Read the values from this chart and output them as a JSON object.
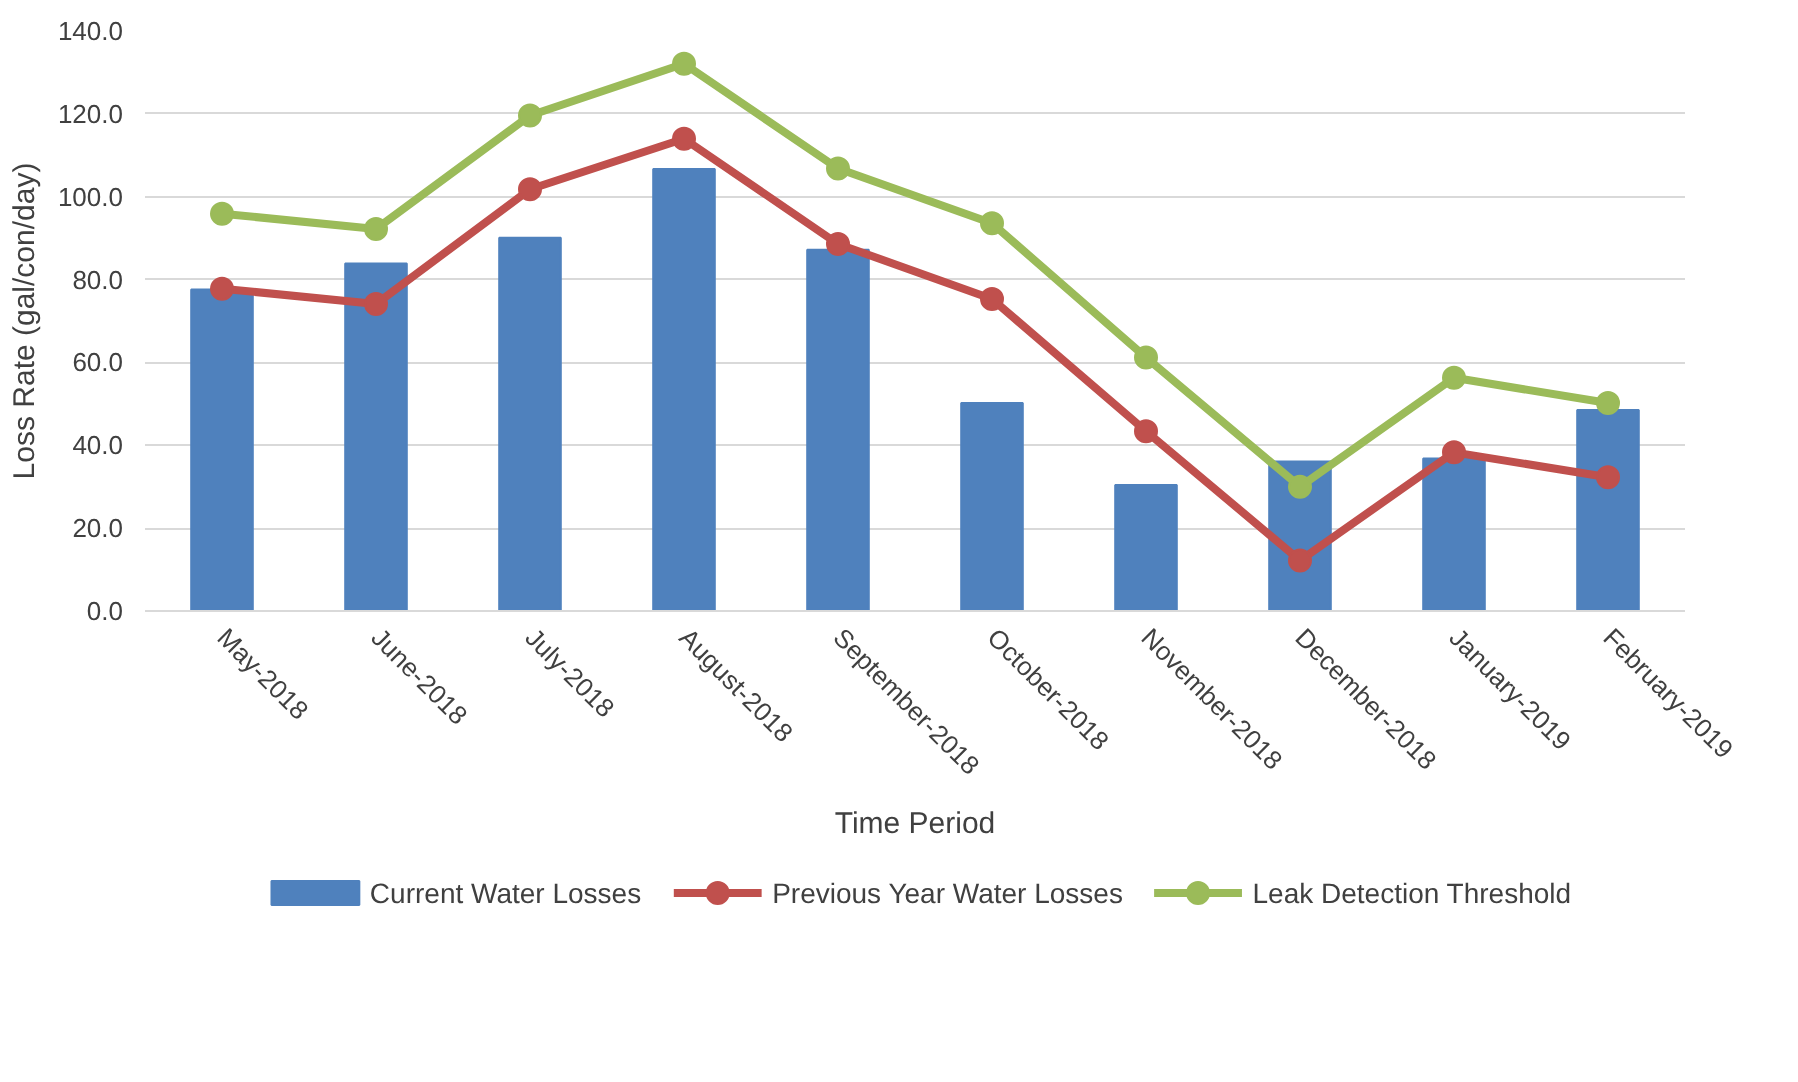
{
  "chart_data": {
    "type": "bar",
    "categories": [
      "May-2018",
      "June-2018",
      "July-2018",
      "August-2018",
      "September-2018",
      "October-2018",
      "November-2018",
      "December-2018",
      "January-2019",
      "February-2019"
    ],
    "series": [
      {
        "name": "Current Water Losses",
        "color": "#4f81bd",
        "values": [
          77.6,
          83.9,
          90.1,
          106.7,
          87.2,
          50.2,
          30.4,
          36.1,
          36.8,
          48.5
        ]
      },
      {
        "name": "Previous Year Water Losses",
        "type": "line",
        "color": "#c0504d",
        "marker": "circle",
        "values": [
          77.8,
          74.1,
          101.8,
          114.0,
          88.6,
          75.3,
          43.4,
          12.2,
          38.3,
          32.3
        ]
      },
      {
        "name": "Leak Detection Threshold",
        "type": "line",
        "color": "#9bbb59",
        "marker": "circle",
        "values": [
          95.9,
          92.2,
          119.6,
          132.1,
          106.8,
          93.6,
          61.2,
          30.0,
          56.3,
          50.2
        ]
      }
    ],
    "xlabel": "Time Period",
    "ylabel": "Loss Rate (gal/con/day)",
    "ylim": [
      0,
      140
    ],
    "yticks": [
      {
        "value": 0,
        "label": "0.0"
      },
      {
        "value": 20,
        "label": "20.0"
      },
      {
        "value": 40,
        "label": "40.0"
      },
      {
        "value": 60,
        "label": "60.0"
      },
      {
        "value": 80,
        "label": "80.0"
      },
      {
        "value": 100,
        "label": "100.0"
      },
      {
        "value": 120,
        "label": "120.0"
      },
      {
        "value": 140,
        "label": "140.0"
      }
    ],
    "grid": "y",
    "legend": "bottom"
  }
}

◇ ◇ ◇ ◇

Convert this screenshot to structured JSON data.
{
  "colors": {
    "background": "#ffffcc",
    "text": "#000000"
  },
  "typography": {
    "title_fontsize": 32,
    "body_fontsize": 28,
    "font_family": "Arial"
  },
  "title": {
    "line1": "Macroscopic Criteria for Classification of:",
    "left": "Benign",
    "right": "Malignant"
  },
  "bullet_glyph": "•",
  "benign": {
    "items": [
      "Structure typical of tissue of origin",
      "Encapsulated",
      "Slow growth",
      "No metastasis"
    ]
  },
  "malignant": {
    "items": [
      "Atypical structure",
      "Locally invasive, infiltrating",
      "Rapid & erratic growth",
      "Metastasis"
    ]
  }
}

◇ ◇ ◇ ◇

> **WHAT YOU ARE ASKED TO DO**
What is the number of lines in the data above that include the word "Water"? Answer with that number only.

> **EXERCISE ANSWER**
2